SELECTED PASSAGE:
========================================================================

Setting global timestamps

The following table lists the global timestamps an application can set using the WT_CONNECTION::set_timestamp method, including constraints.

Timestamp Constraints Description
durable_timestamp none temporarily set the system's maximum durable timestamp, bounding the timestamp returned by all_durable.
oldest_timestamp <= stable; may not move backward, set to the value as of the last checkpoint during recovery Inform the system future reads and writes will never be earlier than the specified timestamp.
stable_timestamp may not move backward, set to the stable timestamp during rollback-to-stable and recovery Inform the system checkpoints should not include commits newer than the specified timestamp.

Setting the global "durable_timestamp" timestamp

The global durable_timestamp temporarily sets the system's maximum durable timestamp, bounding the timestamp returned when querying the all_durable timestamp (see below). Note that the "system's maximum durable timestamp" is the maximum durable timestamp of any committed transaction, and not the timestamp of data changes which have made it to stable storage.

The durable_timestamp is advanced to the transaction's durable timestamp (or the transaction's commit timestamp, if no durable timestamp was set), by any transaction commit with a durable (commit) timestamp after the current value.

The durable_timestamp is set to the stable timestamp whenever the WT_CONNECTION::rollback_to_stable method is called.

========================================================================

SUPPLIED INFORMATION:
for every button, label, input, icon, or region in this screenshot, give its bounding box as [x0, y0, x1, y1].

========================================================================

TASK LIST:
1 – Answer these from the passage on global timestamps:
(a) Which method does an application use to set the global timestamps?
(b) How must the oldest_timestamp compare with the stable timestamp?
(c) What is the durable_timestamp set to when WT_CONNECTION::rollback_to_stable is called?
2 – Carry on the passage on global timestamps from its last sentence.
The material is separate from the passage on global timestamps.

RESULTS OF THE EXERCISE:
1 –
(a) WT_CONNECTION::set_timestamp
(b) It must be less than or equal to the stable timestamp.
(c) The stable timestamp.

2 –
Warning
The durable timestamp is used by the MongoDB server and is generally not expected to be useful to other applications.

Setting the "oldest_timestamp" timestamp

Setting oldest_timestamp indicates future read timestamps will be at least as recent as the timestamp, allowing WiredTiger to discard history before the specified point. It is not required that there be no currently active readers at earlier timestamps: this setting only indicates future application needs. In other words, as active readers age out of the system, historic data up to the oldest timestamp may be discarded, but no historic data at or after the oldest timestamp will be discarded. Retaining history can be expensive in terms of both disk and I/O resources.

During recovery, the oldest_timestamp is set to its value as of the checkpoint to which recovery is done.

Attempting to set the oldest_timestamp to a value earlier than its current value will be silently ignored.

The oldest_timestamp must be less than or equal to the stable_timestamp.

Setting the "stable_timestamp" timestamp

The stable_timestamp determines the timestamp for subsequent checkpoints. In other words, updates to an object after the stable timestamp will not be included in a future checkpoint. Because tables in a timestamp world are generally using checkpoint durability, the stable_timestamp also determines the point to which recovery will be done after failures.

During recovery, the stable_timestamp is set to the value to which recovery is performed.

It is possible to explicitly roll back to a time after, or equal to, the current stable_timestamp using the WT_CONNECTION::rollback_to_stable method. (See Using rollback-to-stable with timestamps.)

The stable_timestamp should be updated frequently as it determines the amount of work required after recovery to bring the system online.

Attempting to set the stable_timestamp to a value earlier than its current value will be silently ignored.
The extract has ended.